### Task to carry out:
Check each line of the material below, and copy it if it holds the string "Ions".

### Figure collection entries:
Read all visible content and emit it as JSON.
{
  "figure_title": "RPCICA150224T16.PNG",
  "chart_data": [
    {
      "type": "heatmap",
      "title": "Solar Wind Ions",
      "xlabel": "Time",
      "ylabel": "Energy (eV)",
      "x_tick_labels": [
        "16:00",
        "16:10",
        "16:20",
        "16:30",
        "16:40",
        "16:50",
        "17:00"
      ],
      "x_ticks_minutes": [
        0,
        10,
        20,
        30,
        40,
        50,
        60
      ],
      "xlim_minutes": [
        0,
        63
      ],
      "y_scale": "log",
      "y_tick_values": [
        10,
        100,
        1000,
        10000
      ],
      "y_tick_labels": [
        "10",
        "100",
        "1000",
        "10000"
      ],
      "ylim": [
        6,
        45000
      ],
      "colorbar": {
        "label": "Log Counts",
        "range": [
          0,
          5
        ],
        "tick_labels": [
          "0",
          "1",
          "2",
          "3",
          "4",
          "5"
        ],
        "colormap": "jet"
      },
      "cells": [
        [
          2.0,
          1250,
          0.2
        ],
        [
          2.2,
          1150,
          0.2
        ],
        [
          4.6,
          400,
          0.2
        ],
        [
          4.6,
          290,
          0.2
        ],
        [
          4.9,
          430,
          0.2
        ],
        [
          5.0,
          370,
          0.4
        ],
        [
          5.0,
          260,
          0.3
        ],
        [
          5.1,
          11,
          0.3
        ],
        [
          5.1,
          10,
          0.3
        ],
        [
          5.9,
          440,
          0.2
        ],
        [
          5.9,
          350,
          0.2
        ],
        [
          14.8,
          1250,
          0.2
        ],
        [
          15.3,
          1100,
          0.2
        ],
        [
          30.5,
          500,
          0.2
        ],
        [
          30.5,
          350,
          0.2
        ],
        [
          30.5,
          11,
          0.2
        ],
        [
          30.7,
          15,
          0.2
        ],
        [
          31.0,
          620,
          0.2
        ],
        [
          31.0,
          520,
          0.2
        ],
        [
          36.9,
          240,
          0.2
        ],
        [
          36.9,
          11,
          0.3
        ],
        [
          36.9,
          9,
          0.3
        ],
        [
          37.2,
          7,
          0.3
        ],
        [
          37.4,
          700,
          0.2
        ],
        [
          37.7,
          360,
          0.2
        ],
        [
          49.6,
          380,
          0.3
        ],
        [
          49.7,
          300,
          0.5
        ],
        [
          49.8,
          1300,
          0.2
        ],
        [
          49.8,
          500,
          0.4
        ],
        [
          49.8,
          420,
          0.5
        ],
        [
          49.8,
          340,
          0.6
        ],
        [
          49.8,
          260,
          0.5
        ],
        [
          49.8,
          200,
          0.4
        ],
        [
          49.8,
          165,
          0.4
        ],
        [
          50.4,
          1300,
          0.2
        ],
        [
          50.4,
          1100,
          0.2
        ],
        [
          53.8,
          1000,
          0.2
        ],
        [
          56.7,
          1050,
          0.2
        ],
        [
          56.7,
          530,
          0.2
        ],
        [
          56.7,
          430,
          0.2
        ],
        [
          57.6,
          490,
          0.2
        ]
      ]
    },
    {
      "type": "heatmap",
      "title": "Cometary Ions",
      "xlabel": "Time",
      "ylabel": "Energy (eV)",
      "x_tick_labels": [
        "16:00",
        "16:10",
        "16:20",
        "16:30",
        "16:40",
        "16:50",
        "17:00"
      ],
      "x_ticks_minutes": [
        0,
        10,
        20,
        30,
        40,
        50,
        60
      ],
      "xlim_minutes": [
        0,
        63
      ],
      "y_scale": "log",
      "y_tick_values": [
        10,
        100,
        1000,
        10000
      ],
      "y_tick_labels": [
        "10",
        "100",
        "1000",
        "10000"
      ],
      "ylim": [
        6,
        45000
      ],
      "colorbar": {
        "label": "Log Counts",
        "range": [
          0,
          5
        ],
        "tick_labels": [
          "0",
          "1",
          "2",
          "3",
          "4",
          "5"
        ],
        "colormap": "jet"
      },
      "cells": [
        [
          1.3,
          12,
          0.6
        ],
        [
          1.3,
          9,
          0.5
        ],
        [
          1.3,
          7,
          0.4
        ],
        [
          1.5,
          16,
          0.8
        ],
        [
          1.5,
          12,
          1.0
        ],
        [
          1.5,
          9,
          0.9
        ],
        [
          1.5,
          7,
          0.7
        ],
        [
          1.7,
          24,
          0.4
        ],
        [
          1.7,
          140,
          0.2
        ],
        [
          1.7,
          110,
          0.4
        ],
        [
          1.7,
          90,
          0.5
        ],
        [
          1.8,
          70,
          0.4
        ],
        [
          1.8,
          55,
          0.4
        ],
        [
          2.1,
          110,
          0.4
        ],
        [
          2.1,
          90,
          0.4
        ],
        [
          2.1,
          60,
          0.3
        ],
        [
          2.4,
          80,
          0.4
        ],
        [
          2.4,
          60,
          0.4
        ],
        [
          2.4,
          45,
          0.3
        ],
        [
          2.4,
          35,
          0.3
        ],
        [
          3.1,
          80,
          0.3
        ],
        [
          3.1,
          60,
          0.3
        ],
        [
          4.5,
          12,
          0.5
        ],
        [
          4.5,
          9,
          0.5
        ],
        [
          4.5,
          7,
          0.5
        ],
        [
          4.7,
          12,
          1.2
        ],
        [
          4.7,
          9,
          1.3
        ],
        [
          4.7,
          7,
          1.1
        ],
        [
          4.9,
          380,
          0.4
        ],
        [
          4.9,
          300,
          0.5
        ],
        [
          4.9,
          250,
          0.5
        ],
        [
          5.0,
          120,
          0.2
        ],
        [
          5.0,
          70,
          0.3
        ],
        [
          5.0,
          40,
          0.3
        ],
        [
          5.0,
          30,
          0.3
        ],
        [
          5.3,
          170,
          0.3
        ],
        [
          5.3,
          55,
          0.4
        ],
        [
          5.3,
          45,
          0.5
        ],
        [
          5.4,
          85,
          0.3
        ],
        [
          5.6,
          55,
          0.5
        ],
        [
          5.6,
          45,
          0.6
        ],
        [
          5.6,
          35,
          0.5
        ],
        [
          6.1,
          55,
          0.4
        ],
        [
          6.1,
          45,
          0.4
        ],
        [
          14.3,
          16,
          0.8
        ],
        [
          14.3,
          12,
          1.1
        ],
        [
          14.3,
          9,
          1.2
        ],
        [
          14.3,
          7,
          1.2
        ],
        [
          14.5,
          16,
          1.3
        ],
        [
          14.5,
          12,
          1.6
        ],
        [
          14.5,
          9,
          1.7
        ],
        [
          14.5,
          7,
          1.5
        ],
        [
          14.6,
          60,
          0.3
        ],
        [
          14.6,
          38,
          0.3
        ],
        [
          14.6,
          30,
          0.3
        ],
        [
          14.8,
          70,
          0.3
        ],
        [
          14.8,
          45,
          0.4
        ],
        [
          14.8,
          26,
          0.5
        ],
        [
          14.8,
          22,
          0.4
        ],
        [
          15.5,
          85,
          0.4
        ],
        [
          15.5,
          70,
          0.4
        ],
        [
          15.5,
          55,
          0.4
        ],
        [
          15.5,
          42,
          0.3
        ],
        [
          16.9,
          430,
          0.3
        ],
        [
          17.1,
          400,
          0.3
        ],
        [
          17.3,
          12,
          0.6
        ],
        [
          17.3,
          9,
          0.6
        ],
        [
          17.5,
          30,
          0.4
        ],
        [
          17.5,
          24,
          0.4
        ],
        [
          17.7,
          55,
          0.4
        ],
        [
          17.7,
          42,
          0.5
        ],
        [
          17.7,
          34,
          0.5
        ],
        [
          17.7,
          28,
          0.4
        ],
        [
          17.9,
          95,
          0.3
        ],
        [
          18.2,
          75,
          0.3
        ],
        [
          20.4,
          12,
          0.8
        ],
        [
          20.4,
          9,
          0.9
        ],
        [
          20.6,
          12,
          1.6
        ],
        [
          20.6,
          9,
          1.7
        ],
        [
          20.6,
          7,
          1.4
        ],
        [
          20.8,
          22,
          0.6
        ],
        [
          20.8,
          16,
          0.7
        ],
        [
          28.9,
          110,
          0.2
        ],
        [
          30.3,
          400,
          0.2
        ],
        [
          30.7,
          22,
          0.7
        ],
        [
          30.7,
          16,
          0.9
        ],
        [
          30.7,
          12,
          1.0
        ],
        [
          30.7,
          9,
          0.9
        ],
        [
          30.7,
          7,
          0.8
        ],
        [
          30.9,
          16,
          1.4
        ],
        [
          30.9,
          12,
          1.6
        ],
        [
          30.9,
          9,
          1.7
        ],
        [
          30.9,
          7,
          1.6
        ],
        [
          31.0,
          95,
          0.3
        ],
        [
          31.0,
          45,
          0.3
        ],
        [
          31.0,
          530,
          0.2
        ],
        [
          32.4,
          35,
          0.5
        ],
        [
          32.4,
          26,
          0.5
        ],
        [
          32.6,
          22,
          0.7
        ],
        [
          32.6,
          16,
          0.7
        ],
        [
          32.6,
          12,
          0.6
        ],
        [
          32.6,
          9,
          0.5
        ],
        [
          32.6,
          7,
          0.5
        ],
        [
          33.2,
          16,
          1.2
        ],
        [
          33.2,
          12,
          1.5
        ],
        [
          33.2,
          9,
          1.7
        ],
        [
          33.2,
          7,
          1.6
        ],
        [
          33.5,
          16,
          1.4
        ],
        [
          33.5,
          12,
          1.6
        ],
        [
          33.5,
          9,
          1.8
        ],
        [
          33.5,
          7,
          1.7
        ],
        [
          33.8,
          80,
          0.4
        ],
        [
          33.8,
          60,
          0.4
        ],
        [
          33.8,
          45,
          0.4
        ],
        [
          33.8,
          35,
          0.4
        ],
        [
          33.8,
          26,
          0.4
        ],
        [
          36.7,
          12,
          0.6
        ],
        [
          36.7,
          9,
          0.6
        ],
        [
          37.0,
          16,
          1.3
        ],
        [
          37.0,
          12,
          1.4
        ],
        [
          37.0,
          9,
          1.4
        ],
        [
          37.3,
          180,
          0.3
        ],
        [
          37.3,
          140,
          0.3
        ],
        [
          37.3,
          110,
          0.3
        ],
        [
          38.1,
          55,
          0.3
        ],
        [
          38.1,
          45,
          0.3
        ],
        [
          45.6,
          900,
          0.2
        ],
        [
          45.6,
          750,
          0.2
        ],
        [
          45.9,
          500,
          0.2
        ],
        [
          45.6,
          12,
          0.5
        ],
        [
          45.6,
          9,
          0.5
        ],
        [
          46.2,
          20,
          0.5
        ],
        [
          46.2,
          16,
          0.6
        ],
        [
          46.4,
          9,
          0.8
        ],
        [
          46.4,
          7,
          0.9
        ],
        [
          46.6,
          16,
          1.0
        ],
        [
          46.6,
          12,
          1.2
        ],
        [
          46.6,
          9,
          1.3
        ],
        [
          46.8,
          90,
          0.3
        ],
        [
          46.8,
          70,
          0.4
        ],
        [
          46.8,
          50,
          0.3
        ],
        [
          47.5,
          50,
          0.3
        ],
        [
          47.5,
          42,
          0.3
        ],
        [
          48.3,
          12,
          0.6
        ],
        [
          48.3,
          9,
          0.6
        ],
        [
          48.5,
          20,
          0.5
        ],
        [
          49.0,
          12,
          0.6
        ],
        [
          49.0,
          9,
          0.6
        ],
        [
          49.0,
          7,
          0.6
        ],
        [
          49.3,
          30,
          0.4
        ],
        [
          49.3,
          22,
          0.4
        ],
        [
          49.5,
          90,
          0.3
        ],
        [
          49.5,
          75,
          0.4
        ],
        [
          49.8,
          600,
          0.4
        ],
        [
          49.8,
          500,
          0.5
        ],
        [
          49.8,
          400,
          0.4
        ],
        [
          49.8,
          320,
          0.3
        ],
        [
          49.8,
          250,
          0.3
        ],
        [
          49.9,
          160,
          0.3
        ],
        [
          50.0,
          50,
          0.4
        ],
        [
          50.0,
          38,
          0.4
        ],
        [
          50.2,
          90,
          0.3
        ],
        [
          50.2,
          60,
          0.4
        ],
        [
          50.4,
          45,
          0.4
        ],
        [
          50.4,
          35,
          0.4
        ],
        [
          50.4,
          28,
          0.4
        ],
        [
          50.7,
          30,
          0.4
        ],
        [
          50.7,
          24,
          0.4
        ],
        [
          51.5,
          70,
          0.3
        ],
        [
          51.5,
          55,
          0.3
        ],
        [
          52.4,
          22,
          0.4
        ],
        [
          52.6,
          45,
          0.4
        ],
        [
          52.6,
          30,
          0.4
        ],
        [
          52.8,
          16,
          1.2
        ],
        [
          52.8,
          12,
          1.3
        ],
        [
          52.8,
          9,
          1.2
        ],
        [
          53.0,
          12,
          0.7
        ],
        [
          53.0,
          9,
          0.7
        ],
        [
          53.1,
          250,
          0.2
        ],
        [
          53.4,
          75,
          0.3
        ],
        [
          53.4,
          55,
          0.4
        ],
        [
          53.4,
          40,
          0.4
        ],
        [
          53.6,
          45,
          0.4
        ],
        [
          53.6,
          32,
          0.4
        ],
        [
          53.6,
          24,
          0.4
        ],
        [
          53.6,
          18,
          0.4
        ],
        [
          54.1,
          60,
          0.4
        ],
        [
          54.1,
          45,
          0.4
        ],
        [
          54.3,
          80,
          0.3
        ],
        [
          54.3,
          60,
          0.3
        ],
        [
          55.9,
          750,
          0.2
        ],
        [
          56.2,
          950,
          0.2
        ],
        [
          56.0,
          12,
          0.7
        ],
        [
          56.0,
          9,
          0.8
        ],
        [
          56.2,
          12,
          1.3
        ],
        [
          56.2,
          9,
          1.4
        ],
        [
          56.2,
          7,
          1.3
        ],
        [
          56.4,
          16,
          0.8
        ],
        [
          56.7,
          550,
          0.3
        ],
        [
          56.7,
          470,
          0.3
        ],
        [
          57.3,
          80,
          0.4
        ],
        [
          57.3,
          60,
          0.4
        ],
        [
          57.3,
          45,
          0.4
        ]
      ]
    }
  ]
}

### Output for this task:
      "title": "Solar Wind Ions",
      "title": "Cometary Ions",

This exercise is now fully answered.